Work to complete:
The required result is the exact run of lines beginning at the one containing "Extract the structured" and ending at the last line of the entries.

Given entries:
"""

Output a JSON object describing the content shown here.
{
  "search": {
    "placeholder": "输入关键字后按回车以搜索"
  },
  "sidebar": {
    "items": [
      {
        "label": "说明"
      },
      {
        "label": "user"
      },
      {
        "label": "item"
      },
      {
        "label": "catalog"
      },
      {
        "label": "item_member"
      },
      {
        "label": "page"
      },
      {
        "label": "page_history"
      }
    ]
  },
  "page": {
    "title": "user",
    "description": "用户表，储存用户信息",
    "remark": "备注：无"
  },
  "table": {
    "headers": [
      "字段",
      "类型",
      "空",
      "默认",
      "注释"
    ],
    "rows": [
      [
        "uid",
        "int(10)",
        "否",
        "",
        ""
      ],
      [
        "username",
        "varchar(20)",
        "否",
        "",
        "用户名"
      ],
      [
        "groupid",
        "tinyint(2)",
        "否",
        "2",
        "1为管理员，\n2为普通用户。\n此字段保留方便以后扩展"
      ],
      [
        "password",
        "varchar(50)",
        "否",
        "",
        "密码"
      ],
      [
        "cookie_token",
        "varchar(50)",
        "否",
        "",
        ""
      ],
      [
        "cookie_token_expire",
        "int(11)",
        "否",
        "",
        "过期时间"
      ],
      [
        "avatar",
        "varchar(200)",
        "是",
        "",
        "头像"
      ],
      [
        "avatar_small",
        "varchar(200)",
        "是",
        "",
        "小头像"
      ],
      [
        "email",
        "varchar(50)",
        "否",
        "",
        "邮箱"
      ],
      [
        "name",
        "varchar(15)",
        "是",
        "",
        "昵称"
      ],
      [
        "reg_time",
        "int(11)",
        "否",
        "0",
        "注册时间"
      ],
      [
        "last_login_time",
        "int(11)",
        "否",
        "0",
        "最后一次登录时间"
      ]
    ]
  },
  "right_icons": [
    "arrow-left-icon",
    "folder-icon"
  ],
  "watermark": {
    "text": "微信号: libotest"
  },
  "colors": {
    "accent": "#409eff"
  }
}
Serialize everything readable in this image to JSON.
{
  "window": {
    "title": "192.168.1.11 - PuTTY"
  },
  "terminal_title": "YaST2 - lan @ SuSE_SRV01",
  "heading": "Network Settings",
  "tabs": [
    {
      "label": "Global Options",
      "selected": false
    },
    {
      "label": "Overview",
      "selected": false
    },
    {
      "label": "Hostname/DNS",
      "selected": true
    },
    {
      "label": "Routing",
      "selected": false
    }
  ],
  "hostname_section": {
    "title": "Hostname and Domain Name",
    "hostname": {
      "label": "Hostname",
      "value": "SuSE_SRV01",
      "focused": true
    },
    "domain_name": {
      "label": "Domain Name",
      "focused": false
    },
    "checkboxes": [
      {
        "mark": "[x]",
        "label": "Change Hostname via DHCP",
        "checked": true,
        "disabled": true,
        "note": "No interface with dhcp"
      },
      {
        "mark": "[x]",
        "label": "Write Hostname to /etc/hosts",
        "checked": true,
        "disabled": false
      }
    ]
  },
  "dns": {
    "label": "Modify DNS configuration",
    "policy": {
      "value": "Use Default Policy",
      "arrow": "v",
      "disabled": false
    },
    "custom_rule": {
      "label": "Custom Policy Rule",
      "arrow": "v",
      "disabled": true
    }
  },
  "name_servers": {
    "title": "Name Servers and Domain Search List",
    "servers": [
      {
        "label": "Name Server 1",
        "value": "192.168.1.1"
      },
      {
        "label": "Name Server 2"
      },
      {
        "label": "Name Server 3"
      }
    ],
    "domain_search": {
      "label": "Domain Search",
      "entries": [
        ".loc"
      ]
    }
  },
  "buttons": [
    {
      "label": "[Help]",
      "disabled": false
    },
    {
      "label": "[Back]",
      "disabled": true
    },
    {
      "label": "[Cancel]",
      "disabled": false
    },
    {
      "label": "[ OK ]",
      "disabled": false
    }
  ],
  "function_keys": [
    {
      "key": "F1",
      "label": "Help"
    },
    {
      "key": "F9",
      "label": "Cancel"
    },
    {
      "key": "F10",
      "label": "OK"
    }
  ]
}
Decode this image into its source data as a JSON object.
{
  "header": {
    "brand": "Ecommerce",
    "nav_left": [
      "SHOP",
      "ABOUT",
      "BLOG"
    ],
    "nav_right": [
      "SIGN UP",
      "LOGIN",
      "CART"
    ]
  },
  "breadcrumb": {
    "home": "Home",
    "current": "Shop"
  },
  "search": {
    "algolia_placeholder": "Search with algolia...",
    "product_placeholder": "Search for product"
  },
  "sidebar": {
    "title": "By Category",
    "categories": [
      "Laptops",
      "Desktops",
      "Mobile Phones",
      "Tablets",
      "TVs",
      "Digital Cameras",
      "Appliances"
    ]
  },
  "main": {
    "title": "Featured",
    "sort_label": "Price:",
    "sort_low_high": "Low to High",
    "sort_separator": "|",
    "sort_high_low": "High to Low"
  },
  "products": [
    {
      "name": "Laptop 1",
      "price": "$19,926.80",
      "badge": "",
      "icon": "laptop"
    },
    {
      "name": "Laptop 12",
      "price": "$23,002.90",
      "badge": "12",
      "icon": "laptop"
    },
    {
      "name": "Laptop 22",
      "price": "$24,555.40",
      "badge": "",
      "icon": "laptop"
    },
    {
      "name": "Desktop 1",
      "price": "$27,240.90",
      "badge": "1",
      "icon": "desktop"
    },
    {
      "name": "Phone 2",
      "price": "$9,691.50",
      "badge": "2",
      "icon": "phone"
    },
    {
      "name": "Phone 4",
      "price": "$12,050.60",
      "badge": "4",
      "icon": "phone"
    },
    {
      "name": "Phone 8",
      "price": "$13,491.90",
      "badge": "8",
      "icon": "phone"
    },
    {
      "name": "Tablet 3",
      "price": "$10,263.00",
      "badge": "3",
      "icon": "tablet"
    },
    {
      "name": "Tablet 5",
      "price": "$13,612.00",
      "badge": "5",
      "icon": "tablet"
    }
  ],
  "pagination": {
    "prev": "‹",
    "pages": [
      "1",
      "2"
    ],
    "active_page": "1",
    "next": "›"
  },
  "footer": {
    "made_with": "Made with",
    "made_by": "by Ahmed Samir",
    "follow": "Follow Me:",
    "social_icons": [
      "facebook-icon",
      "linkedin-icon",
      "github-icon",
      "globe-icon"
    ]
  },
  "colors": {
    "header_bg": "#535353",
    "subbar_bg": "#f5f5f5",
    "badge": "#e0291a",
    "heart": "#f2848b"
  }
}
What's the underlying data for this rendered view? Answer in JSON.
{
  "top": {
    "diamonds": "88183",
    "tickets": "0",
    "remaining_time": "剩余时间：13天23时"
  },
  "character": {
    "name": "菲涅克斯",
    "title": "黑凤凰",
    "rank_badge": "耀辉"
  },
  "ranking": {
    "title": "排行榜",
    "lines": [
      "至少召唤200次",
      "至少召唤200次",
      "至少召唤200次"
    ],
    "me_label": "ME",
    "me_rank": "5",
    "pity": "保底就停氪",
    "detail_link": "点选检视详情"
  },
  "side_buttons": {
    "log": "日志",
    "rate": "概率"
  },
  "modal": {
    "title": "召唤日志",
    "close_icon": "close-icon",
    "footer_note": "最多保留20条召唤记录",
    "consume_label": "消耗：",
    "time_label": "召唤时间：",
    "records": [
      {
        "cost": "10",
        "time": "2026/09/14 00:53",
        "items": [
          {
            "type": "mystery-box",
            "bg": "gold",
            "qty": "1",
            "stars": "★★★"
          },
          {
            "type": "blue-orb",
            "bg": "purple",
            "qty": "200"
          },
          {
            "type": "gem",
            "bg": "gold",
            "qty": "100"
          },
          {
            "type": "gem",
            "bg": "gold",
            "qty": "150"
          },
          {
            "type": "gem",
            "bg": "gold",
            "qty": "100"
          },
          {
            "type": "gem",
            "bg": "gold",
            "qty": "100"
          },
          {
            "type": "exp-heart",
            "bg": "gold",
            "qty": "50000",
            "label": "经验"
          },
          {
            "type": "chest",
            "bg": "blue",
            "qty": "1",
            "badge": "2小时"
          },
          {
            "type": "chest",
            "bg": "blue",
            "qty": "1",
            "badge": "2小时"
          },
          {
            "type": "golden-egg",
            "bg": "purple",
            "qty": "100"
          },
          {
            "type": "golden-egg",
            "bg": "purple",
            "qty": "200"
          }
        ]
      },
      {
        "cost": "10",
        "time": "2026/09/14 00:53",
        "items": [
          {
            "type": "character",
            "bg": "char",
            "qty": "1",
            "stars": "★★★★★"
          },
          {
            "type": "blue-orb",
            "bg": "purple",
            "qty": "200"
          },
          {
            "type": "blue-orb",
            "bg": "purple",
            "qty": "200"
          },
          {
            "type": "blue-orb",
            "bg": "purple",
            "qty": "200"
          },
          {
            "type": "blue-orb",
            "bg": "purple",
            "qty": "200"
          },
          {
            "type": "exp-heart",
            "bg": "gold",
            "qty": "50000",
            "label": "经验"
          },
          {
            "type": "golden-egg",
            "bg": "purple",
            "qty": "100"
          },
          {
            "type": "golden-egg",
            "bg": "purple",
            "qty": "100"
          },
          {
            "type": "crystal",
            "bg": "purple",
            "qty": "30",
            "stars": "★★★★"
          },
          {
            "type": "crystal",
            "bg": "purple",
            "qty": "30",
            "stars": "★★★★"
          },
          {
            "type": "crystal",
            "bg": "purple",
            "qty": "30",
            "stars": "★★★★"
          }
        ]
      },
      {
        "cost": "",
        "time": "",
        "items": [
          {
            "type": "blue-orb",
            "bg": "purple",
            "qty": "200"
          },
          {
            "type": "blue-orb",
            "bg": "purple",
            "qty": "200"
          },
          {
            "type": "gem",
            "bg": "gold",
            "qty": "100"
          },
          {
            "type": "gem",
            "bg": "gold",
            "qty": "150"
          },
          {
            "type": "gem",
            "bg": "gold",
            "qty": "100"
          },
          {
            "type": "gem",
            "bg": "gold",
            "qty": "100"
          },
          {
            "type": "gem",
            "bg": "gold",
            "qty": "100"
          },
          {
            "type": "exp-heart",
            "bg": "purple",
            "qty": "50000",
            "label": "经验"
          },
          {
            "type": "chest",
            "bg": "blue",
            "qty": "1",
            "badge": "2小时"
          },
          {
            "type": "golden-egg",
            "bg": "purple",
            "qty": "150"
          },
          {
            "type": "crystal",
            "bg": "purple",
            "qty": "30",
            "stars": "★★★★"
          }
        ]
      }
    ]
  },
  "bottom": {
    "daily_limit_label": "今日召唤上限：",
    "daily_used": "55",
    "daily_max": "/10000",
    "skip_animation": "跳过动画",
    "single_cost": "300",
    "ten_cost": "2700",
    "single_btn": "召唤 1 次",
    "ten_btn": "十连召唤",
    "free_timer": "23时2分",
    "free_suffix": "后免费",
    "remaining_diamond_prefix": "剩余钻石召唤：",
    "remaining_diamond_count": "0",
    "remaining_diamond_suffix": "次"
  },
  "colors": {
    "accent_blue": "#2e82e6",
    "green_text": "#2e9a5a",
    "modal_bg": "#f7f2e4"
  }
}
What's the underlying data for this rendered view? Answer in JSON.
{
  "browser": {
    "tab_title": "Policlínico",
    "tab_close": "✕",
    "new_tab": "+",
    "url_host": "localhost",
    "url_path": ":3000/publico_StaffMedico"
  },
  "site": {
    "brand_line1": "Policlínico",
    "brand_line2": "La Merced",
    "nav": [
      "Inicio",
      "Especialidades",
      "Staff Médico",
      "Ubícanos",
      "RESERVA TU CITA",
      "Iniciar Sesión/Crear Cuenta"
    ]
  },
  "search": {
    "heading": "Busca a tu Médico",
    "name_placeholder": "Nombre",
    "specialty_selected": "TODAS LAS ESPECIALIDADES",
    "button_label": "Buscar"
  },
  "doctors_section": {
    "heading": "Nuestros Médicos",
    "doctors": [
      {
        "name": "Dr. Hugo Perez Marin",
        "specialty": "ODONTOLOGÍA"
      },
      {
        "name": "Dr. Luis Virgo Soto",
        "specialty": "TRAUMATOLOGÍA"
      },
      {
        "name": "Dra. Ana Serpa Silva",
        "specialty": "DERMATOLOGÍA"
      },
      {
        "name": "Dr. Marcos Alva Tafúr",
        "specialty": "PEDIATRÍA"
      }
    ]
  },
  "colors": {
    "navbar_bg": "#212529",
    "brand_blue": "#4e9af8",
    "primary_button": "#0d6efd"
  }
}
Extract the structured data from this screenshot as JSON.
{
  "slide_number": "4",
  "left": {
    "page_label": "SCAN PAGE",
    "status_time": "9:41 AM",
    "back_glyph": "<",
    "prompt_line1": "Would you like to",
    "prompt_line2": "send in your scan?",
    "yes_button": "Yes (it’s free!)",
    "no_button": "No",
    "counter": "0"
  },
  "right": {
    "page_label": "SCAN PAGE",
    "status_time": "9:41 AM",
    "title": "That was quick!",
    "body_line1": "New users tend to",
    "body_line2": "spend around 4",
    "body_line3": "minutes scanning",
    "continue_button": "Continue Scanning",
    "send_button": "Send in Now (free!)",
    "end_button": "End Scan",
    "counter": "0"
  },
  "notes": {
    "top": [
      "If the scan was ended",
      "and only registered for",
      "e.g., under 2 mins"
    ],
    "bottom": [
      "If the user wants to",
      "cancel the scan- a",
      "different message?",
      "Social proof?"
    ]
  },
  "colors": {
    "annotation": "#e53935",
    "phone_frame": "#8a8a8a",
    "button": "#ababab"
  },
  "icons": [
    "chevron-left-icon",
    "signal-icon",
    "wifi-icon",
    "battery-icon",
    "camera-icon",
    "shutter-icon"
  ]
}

"""

Written response:
Extract the structured data from this screenshot as JSON.
{
  "slide_number": "4",
  "left": {
    "page_label": "SCAN PAGE",
    "status_time": "9:41 AM",
    "back_glyph": "<",
    "prompt_line1": "Would you like to",
    "prompt_line2": "send in your scan?",
    "yes_button": "Yes (it’s free!)",
    "no_button": "No",
    "counter": "0"
  },
  "right": {
    "page_label": "SCAN PAGE",
    "status_time": "9:41 AM",
    "title": "That was quick!",
    "body_line1": "New users tend to",
    "body_line2": "spend around 4",
    "body_line3": "minutes scanning",
    "continue_button": "Continue Scanning",
    "send_button": "Send in Now (free!)",
    "end_button": "End Scan",
    "counter": "0"
  },
  "notes": {
    "top": [
      "If the scan was ended",
      "and only registered for",
      "e.g., under 2 mins"
    ],
    "bottom": [
      "If the user wants to",
      "cancel the scan- a",
      "different message?",
      "Social proof?"
    ]
  },
  "colors": {
    "annotation": "#e53935",
    "phone_frame": "#8a8a8a",
    "button": "#ababab"
  },
  "icons": [
    "chevron-left-icon",
    "signal-icon",
    "wifi-icon",
    "battery-icon",
    "camera-icon",
    "shutter-icon"
  ]
}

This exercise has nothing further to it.